Task requirements: Determine how many lines in the entries below include "esse". The reply should be that number and nothing else.

[Saved entries]
--------

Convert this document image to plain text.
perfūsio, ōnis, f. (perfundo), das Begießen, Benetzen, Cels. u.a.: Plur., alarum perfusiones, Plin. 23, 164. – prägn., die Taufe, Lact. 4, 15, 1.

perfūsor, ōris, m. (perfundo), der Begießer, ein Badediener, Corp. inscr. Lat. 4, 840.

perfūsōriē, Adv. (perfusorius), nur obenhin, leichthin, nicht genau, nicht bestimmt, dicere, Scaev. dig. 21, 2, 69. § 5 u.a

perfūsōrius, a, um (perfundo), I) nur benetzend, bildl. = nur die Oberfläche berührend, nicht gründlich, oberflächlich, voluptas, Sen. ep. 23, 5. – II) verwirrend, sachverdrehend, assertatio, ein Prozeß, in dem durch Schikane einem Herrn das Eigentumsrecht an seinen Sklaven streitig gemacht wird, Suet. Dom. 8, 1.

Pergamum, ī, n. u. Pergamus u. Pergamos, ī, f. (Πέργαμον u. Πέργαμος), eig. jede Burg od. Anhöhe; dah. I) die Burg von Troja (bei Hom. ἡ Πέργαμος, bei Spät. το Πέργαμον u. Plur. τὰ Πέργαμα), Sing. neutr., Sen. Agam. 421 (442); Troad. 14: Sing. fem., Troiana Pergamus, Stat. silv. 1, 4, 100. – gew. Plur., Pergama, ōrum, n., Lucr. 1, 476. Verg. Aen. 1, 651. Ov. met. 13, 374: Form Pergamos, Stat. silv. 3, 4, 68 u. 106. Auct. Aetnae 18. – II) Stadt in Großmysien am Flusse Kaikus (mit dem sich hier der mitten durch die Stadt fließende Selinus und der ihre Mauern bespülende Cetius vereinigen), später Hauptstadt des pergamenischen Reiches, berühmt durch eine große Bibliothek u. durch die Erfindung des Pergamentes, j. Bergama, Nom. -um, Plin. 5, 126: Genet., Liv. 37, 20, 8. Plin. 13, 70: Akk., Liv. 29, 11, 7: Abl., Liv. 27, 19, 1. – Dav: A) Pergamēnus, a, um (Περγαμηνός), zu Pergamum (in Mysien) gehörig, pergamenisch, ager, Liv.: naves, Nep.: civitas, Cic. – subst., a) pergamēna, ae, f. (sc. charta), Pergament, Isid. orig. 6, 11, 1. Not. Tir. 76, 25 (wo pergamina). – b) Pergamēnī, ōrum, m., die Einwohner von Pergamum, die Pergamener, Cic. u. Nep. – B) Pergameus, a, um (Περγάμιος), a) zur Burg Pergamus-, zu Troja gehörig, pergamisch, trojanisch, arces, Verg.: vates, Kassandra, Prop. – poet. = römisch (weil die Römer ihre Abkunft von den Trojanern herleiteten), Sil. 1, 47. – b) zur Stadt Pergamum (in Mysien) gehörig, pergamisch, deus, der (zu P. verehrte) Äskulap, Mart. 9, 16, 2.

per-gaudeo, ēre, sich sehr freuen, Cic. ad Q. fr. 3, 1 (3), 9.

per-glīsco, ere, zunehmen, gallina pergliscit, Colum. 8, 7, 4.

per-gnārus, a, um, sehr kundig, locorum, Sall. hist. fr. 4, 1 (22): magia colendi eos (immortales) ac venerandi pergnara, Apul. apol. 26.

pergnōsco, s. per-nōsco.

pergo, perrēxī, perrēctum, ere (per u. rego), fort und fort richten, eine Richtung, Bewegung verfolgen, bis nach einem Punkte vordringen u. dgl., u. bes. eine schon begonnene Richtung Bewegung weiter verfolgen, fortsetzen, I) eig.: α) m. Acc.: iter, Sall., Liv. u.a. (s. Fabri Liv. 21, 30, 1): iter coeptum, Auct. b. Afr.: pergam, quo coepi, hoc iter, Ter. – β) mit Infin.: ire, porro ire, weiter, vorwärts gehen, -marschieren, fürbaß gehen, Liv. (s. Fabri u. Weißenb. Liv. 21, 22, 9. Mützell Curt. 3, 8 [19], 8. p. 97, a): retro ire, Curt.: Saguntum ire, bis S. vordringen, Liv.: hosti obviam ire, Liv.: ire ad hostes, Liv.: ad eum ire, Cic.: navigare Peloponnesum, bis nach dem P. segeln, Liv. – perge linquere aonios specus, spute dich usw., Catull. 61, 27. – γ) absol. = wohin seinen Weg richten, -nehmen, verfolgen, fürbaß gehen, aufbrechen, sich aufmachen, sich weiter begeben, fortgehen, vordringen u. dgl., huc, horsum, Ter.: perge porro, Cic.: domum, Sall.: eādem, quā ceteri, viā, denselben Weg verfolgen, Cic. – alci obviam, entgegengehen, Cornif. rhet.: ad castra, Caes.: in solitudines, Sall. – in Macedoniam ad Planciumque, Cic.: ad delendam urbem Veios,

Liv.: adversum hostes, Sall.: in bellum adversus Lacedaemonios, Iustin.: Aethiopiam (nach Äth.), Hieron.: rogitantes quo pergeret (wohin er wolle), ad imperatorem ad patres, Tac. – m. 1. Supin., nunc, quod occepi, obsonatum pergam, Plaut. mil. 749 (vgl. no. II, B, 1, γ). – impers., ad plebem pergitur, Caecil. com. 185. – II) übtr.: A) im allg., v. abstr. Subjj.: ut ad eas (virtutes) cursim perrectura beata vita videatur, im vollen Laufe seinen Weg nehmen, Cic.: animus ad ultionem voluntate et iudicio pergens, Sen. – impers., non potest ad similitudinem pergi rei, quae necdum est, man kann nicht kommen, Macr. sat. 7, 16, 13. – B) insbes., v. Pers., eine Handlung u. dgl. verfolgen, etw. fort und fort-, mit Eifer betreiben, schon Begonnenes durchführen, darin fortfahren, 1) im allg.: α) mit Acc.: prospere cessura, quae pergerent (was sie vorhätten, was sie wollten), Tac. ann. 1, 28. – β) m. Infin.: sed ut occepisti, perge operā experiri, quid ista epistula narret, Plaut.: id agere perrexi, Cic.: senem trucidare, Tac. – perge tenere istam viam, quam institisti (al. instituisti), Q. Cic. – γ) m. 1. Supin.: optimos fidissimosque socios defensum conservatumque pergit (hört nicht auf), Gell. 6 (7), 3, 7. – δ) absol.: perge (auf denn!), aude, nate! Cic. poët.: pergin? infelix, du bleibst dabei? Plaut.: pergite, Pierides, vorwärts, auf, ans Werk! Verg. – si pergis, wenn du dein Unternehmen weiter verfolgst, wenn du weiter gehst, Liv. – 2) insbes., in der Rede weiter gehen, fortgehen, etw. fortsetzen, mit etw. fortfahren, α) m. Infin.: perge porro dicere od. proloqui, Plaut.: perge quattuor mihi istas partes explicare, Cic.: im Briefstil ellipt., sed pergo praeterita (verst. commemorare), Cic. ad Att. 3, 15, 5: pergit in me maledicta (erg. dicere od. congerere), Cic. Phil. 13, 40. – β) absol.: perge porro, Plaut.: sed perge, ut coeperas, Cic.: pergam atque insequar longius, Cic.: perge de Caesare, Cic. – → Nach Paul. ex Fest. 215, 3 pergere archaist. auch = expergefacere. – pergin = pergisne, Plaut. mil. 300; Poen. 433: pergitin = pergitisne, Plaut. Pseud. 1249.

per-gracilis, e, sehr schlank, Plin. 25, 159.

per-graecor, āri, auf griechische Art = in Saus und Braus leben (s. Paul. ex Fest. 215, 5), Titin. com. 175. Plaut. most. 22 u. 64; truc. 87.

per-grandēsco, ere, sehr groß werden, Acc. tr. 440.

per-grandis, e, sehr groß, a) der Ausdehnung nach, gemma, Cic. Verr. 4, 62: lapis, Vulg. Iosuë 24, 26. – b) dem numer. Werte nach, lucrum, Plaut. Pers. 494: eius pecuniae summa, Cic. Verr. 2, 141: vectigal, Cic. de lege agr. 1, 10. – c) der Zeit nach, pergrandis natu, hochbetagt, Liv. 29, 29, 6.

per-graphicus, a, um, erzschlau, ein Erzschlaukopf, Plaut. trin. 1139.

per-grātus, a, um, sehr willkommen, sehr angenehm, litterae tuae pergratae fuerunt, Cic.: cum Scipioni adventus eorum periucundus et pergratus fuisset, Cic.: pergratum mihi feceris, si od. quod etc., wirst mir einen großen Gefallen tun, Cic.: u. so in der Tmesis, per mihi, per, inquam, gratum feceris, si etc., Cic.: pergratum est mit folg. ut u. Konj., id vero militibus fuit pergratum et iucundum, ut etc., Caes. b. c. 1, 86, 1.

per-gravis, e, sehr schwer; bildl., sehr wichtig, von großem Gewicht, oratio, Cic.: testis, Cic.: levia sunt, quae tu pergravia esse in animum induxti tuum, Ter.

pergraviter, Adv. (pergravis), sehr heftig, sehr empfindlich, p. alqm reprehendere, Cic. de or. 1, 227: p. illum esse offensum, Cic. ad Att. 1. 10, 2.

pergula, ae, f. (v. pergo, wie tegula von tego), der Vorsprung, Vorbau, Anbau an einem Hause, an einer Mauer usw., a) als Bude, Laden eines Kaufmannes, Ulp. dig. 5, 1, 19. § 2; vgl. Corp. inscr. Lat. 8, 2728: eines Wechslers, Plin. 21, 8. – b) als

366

--------

Completed exercise: 2